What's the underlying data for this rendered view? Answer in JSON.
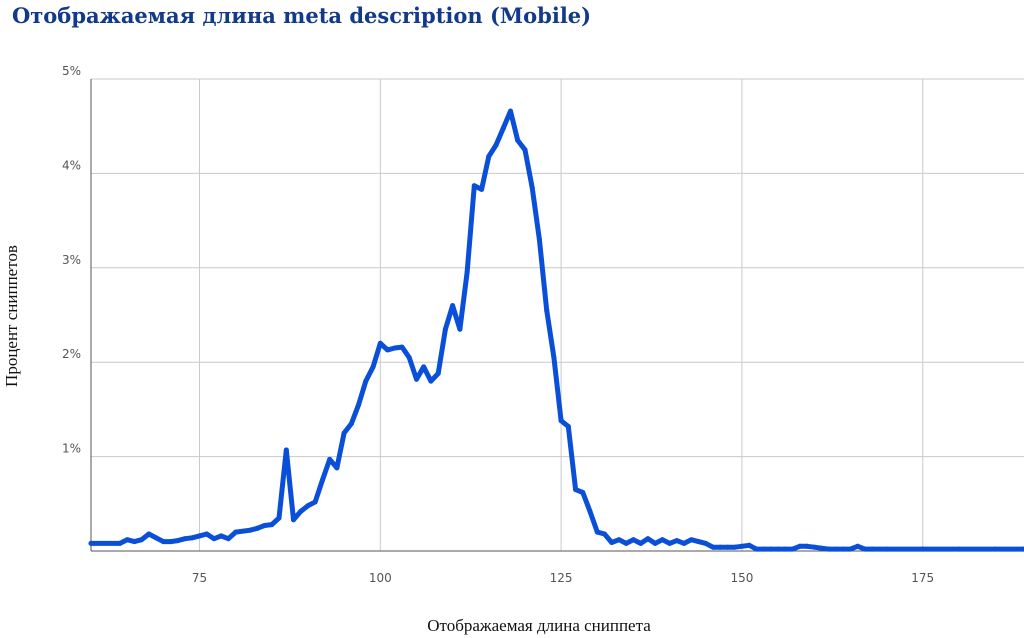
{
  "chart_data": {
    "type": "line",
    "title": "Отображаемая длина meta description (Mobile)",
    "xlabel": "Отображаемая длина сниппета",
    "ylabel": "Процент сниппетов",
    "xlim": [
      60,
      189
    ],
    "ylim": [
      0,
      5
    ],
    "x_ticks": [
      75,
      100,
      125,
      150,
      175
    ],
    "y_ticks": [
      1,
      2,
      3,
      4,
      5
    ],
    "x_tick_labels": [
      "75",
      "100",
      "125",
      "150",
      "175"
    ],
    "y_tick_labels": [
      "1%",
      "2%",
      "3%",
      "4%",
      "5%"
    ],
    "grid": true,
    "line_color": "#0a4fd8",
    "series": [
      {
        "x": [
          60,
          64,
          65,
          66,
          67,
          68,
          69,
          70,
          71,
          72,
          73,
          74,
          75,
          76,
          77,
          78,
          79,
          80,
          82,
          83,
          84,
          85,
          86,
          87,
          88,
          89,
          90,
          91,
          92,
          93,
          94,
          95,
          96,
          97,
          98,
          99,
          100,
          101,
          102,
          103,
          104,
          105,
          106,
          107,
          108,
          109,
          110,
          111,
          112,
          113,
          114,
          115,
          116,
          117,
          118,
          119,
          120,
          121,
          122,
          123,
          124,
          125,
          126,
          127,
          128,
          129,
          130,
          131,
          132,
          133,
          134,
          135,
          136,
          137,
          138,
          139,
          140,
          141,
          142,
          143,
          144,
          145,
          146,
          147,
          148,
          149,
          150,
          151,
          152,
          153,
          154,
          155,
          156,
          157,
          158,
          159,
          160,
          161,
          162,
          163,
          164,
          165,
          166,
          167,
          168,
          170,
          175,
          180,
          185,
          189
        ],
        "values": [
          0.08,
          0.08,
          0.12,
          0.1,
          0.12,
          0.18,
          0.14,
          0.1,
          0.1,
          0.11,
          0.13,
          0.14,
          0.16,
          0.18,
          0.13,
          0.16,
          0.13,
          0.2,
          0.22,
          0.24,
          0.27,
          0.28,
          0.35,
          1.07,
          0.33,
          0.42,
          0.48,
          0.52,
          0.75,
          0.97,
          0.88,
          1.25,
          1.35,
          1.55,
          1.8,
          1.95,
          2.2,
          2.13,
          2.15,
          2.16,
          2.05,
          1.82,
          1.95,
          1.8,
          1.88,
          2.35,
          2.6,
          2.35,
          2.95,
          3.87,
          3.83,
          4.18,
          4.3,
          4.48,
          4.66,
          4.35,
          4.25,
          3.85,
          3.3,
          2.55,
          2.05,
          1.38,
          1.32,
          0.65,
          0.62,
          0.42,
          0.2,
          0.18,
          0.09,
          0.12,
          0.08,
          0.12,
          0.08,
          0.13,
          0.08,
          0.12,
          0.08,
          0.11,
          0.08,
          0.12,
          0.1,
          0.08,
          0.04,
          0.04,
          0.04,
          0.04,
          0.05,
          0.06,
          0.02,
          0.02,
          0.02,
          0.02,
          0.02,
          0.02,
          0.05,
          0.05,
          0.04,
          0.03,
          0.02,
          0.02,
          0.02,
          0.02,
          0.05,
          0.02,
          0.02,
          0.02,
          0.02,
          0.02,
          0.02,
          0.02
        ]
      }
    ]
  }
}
__________
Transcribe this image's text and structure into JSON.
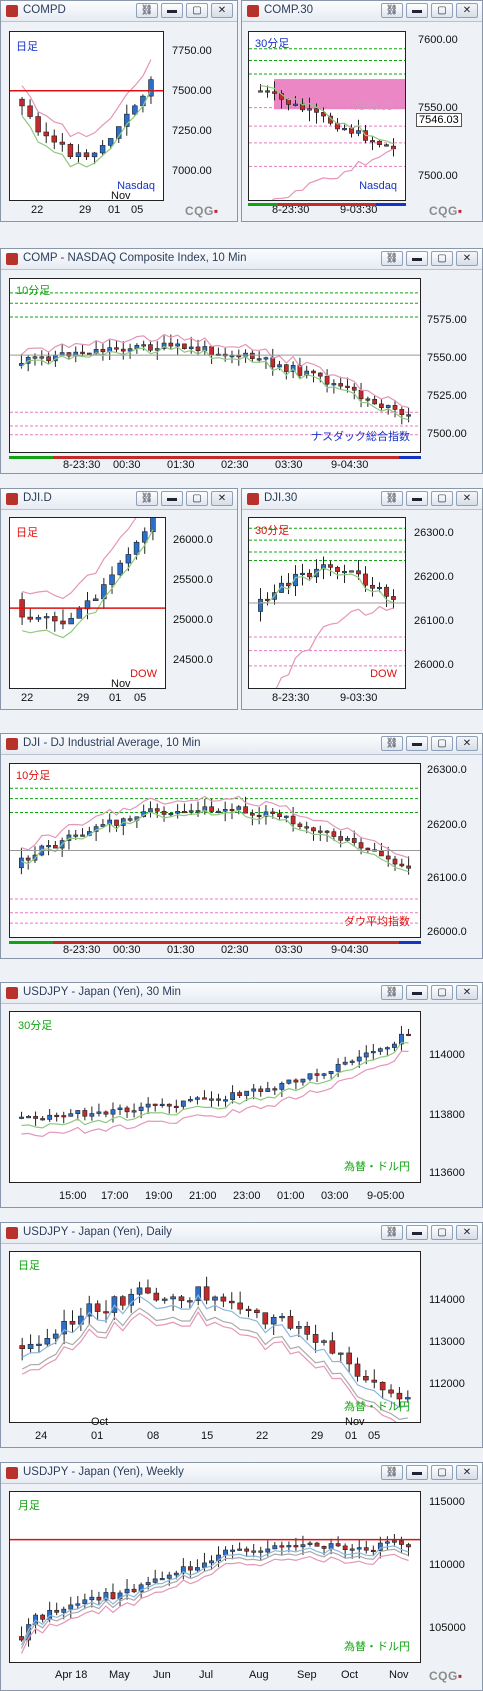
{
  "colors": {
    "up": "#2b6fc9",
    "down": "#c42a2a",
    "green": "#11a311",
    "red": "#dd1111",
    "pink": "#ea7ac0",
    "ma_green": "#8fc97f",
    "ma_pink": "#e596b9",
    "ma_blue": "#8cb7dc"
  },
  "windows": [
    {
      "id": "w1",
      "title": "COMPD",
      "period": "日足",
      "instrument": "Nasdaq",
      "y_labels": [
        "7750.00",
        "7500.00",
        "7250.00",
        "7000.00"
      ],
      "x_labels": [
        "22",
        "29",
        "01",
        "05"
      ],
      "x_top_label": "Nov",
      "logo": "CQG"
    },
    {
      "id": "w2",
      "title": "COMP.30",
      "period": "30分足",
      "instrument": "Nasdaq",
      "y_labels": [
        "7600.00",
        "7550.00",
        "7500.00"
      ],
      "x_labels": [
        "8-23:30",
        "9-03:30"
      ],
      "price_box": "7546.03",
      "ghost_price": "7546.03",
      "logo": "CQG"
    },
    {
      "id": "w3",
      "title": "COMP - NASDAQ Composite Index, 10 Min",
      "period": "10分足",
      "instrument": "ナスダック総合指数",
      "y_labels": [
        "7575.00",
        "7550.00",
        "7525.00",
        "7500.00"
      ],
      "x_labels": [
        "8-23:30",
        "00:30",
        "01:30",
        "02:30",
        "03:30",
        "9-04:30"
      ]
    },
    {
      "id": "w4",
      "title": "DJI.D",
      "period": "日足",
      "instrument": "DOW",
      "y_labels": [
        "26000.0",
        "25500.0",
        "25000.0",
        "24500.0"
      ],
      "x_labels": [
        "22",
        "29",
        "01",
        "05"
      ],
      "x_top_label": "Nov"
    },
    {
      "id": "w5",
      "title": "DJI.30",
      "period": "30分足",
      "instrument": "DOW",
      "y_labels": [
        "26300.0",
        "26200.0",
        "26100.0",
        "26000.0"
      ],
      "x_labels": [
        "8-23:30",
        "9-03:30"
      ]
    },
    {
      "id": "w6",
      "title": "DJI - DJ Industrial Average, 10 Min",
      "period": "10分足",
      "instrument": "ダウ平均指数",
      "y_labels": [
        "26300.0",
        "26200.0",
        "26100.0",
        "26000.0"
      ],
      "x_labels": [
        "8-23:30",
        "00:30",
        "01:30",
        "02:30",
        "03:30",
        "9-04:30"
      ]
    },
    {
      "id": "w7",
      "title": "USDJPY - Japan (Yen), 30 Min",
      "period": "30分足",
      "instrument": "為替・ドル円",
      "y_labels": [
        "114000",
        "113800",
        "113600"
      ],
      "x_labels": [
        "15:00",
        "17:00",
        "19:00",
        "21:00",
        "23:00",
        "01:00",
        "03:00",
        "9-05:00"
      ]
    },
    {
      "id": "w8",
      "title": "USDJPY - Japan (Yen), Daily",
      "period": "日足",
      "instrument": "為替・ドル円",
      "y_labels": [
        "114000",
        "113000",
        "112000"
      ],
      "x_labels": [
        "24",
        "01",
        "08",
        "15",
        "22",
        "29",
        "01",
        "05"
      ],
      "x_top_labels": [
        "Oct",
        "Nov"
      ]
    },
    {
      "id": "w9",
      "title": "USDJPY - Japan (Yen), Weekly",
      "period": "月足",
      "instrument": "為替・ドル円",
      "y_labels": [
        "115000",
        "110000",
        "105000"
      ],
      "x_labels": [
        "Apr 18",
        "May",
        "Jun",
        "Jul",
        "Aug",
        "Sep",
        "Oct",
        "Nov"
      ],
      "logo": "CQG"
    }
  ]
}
__________
GIVEN INSTRUCTION: Copy every line of the records above that contains "JSON".

ANSWER BELOW:
What's the underlying data for this rendered view? Answer in JSON.
Transcribe this image's text and structure into JSON.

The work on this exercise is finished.